◆ Direction
Convert everything from the first of the lines below down to the line containing "41, 128, 66]", both included, into a JSON list of strings with one string per line, omitting any blank lines.

◆ Input rows
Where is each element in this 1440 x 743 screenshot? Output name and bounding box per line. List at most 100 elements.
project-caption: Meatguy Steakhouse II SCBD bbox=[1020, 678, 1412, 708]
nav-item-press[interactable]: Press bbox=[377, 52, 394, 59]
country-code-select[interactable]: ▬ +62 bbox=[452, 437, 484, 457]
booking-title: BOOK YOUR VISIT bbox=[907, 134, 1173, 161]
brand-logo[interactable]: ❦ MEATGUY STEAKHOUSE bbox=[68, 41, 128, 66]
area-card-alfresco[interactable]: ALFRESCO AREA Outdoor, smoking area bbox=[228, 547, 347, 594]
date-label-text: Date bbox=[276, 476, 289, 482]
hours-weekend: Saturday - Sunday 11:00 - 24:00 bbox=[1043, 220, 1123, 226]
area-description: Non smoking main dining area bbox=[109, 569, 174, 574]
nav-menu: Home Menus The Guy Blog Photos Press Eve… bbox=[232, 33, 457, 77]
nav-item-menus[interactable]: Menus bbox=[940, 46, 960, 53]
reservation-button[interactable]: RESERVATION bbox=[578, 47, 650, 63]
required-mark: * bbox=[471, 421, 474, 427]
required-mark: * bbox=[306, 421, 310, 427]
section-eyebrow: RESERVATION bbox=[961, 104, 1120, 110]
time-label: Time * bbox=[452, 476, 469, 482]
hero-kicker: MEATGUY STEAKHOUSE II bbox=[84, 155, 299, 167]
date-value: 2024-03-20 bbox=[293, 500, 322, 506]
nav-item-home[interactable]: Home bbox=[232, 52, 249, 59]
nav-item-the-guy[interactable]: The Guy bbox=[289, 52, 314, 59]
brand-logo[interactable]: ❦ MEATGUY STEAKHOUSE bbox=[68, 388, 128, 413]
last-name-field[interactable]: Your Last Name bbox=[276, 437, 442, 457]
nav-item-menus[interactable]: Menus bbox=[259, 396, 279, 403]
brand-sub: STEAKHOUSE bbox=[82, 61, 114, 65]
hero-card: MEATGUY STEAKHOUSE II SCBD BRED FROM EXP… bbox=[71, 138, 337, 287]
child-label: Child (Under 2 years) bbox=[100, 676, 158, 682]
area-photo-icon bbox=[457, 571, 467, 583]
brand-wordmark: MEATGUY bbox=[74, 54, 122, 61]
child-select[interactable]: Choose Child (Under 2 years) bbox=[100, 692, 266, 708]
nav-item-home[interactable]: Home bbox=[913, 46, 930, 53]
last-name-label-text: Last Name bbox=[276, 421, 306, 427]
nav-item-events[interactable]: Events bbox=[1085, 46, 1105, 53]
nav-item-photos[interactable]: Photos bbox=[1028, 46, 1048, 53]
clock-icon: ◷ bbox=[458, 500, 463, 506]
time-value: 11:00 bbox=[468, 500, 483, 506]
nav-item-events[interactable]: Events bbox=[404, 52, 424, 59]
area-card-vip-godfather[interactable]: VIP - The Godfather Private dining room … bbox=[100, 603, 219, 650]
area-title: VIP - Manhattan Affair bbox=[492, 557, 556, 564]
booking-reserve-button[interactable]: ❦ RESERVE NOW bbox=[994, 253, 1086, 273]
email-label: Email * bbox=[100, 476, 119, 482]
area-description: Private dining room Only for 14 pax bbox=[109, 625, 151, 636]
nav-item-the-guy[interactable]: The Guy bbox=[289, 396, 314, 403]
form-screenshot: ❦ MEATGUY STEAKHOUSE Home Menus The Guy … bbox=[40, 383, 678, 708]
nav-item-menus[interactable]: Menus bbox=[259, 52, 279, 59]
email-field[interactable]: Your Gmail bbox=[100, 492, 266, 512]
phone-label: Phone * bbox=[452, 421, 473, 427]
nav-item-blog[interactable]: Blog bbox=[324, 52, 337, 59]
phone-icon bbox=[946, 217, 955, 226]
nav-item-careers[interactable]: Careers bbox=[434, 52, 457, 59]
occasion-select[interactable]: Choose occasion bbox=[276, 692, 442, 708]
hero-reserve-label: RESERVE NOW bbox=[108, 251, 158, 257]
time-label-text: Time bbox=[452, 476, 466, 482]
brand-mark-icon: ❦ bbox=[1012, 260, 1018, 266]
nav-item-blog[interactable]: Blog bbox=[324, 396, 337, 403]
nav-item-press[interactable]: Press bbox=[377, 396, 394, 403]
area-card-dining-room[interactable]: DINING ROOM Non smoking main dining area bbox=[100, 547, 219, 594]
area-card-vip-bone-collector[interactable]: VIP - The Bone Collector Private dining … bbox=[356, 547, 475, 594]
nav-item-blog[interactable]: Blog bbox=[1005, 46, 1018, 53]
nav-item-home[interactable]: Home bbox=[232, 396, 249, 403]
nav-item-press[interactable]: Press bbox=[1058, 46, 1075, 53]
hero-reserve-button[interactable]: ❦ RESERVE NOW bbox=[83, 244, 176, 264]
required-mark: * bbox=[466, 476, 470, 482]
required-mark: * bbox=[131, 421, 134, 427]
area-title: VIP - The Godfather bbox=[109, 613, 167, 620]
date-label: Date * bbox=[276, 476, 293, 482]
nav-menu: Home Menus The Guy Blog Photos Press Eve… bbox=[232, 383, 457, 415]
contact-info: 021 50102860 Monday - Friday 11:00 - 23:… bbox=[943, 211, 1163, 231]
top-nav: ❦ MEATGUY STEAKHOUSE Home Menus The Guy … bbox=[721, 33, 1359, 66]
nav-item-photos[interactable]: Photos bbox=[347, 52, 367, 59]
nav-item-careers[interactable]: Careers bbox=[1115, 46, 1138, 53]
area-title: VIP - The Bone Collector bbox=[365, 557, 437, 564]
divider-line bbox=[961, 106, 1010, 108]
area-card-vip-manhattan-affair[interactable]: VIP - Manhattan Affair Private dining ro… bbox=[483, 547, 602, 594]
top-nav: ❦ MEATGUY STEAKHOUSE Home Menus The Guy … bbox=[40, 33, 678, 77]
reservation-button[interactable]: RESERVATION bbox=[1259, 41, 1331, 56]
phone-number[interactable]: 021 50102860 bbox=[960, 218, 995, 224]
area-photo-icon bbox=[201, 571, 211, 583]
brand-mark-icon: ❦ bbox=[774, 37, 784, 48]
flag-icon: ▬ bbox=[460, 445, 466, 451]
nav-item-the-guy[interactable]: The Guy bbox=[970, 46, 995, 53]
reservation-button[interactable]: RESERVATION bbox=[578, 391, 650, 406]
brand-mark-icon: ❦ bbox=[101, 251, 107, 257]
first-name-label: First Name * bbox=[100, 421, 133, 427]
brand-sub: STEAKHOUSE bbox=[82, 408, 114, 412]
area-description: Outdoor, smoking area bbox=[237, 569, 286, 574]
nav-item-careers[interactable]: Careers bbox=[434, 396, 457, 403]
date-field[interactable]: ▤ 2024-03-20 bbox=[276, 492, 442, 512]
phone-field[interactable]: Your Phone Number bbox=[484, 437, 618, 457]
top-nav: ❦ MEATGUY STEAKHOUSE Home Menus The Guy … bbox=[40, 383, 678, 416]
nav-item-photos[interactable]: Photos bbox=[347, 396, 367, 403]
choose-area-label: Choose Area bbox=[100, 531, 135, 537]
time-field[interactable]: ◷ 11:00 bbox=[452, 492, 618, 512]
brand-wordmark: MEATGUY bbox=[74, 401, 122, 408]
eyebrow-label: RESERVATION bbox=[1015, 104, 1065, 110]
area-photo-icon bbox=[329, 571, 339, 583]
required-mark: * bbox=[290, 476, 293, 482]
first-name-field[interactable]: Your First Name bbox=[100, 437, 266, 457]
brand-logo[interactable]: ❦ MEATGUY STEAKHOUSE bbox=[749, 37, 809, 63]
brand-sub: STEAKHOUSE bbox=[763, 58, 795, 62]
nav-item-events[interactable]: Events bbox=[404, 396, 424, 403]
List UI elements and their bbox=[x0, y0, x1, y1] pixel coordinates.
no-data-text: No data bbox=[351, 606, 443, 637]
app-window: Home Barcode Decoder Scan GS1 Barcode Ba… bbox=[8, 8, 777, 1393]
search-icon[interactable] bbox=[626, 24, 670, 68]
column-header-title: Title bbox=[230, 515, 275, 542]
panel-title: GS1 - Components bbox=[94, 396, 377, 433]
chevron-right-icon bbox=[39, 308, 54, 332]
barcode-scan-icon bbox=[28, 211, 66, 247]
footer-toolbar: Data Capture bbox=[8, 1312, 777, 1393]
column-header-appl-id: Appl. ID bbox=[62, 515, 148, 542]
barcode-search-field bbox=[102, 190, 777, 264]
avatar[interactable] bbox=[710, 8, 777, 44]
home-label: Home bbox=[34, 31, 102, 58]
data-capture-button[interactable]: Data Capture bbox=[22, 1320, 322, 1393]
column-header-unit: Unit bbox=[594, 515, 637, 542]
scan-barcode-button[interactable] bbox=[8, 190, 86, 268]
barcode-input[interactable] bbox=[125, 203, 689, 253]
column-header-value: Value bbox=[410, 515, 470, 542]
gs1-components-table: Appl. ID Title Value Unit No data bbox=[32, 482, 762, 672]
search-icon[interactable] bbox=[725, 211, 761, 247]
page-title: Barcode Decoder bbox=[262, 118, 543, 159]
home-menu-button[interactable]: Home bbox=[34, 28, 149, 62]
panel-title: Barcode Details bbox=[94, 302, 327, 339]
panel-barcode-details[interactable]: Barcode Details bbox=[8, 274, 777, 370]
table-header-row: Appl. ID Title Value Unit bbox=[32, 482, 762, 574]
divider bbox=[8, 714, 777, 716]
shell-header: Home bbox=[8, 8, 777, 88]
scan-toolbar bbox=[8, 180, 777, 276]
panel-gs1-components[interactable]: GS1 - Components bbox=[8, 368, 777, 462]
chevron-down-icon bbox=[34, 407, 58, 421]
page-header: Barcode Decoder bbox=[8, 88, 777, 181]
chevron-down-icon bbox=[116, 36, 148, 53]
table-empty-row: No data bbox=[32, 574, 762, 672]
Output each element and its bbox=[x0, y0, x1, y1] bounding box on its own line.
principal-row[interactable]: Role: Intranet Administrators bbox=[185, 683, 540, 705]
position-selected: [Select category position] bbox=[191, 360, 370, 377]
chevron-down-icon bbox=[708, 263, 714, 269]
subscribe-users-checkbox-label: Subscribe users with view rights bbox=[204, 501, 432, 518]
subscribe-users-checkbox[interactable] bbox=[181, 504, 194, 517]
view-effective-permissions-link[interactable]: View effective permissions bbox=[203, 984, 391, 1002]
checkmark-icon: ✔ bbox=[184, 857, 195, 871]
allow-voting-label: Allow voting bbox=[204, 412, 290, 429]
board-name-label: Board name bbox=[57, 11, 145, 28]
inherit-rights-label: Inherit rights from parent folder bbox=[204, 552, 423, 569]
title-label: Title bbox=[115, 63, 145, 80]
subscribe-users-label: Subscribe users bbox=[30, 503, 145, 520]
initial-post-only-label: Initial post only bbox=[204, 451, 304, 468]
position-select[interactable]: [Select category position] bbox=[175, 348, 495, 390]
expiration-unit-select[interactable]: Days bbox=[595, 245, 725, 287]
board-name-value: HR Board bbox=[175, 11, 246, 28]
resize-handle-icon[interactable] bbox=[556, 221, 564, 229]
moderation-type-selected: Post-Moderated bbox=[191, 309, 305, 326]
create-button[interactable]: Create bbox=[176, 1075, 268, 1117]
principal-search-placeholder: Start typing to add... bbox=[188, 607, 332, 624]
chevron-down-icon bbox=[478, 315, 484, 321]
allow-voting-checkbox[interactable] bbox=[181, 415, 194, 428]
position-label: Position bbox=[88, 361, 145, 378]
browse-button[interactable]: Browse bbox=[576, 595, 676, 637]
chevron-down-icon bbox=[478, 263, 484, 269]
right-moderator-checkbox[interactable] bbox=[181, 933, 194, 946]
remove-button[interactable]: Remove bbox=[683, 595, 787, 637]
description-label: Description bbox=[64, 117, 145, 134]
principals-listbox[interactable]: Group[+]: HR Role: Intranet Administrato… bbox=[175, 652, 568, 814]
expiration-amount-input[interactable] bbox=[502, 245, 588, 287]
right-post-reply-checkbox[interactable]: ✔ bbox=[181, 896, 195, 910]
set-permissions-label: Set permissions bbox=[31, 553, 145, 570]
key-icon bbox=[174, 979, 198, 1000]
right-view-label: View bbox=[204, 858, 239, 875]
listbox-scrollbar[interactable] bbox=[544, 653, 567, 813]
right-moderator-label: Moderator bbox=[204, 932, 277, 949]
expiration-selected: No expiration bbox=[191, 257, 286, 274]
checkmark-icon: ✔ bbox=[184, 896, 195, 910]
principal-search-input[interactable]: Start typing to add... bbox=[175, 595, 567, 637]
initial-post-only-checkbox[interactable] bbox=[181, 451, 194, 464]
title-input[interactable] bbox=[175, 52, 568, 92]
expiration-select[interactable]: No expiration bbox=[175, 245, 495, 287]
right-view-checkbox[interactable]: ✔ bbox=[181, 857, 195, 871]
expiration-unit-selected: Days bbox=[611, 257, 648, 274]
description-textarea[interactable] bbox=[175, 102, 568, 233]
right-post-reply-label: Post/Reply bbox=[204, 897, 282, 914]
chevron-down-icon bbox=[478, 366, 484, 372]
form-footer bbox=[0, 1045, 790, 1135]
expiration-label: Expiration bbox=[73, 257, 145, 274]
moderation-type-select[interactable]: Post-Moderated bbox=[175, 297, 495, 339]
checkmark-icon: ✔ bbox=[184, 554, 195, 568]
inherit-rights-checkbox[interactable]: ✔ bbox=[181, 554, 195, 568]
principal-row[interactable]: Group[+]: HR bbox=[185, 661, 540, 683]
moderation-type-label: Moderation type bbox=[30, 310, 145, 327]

◆ Problem solution
[
  "Where is each element in this 1440 x 743 screenshot? Output name and bounding box per line. List at most 100 elements.",
  "project-caption: Meatguy Steakhouse II SCBD bbox=[1020, 678, 1412, 708]",
  "nav-item-press[interactable]: Press bbox=[377, 52, 394, 59]",
  "country-code-select[interactable]: ▬ +62 bbox=[452, 437, 484, 457]",
  "booking-title: BOOK YOUR VISIT bbox=[907, 134, 1173, 161]",
  "brand-logo[interactable]: ❦ MEATGUY STEAKHOUSE bbox=[68, 41, 128, 66]"
]